== Задание 1 ==
Воспроизведите без изменений фрагмент текста о российском финансовом рынке от «За свою короткую, не» до «индексов, спады экономики.».
== Задание 2 ==
Ответьте на вопросы по тексту о российском финансовом рынке.
(a) Что в 1998 году отправило экономику в нокдаун?
(b) Какого возраста еще не достиг российский финансовый рынок?
(c) Какие показатели названы способными внушить оптимизм?

== Приведенный текст ==
+ + + +
Регулятор стабильности
Почему у 2018 года есть шанс стать похожим на 2008-й и 1998-й
Порядковый номер наступающего года вписывается в неприятный ряд. Десять лет назад мировой кризис буквально опрокинул российский рынок, в 1998-м дефолт по ГКО отправил в нокдаун экономику. Сейчас все показатели — от инфляции до нефтяных цен — способны внушить оптимизм. Да и финансовый мегарегулятор окреп в борьбе с кризисами. Возможно, даже слишком.
За свою короткую, не достигшую еще 30-летнего возраста, жизнь российский финансовый рынок пережил столько кризисов, сколько развитые страны не испытывали за столетие. Самые яркие провалы, даты которых, к сожалению, рифмуются с 2018-м,— дефолт 1998 года и кризис 2008-го: обвалы рубля (или взлет курса доллара, кому как больше нравится), падения фондовых индексов, спады экономики.
+ + + +
== Исходные строки ==
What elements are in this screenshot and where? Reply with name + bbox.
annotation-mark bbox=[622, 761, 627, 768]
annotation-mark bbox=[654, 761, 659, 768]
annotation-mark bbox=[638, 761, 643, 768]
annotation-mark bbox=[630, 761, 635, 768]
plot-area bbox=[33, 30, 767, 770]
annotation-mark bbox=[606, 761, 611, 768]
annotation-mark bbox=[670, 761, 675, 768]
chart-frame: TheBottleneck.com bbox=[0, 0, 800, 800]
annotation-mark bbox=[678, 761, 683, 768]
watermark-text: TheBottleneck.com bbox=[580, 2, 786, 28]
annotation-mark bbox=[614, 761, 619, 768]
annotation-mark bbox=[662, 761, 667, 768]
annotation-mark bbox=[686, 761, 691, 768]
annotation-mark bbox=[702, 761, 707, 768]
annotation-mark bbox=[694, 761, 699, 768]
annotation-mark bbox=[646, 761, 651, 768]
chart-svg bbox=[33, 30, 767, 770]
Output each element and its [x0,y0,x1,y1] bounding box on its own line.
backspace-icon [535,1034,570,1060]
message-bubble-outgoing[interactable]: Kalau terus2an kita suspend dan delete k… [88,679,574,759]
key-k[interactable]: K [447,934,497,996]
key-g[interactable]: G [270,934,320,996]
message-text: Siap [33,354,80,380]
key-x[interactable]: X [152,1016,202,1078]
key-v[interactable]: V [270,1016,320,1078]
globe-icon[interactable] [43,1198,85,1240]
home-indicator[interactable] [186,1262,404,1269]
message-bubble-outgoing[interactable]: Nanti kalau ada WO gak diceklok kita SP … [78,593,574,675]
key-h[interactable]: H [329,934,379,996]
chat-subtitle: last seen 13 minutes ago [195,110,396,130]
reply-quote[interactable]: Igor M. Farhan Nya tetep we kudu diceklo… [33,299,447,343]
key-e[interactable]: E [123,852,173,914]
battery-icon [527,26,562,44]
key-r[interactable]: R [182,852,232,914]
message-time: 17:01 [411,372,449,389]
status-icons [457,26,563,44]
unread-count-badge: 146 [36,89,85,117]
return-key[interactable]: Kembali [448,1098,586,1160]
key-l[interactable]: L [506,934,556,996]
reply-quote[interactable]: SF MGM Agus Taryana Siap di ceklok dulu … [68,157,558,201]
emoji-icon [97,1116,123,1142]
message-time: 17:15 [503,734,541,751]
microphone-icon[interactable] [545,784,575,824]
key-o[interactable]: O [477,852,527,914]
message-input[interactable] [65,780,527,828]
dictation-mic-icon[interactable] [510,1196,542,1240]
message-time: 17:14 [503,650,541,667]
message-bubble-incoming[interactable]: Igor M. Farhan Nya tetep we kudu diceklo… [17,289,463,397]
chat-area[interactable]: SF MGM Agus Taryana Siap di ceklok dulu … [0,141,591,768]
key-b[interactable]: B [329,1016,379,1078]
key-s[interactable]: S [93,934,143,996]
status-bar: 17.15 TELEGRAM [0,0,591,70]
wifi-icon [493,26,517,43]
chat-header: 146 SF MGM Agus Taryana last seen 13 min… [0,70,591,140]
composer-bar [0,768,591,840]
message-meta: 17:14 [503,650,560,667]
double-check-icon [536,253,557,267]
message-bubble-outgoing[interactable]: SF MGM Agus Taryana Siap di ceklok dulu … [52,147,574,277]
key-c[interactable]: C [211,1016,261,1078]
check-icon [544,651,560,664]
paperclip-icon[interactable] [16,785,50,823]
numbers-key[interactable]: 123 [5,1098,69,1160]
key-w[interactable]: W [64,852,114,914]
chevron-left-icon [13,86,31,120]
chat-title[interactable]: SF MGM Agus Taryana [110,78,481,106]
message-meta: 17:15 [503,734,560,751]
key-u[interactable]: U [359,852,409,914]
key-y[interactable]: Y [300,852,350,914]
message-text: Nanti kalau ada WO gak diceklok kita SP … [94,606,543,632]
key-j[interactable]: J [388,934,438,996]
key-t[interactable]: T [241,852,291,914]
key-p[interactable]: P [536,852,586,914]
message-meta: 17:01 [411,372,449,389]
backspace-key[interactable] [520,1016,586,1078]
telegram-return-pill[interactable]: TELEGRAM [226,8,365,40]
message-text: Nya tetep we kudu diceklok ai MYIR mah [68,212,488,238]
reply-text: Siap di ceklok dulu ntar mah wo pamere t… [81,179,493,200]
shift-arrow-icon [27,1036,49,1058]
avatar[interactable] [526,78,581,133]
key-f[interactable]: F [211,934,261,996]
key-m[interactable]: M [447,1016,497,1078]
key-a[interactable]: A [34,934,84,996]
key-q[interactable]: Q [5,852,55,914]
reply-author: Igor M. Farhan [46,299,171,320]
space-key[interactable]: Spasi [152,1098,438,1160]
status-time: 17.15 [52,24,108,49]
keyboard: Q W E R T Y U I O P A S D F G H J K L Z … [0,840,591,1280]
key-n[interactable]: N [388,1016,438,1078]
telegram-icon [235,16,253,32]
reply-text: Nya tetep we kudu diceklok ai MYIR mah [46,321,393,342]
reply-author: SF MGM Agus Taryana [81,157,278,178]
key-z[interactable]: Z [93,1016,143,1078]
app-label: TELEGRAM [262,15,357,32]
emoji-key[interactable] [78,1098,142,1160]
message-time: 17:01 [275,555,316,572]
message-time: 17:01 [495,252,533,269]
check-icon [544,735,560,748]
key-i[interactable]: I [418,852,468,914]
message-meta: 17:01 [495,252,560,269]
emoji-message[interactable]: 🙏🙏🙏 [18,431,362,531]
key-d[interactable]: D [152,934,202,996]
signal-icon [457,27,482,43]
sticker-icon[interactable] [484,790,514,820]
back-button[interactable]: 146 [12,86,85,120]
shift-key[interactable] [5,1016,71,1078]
+ + + +
== Ответ 1 ==
За свою короткую, не достигшую еще 30-летнего возраста, жизнь российский финансовый рынок пережил столько кризисов, сколько развитые страны не испытывали за столетие. Самые яркие провалы, даты которых, к сожалению, рифмуются с 2018-м,— дефолт 1998 года и кризис 2008-го: обвалы рубля (или взлет курса доллара, кому как больше нравится), падения фондовых индексов, спады экономики.

== Ответ 2 ==
(a) Дефолт по ГКО.
(b) 30-летнего возраста.
(c) Все показатели от инфляции до нефтяных цен.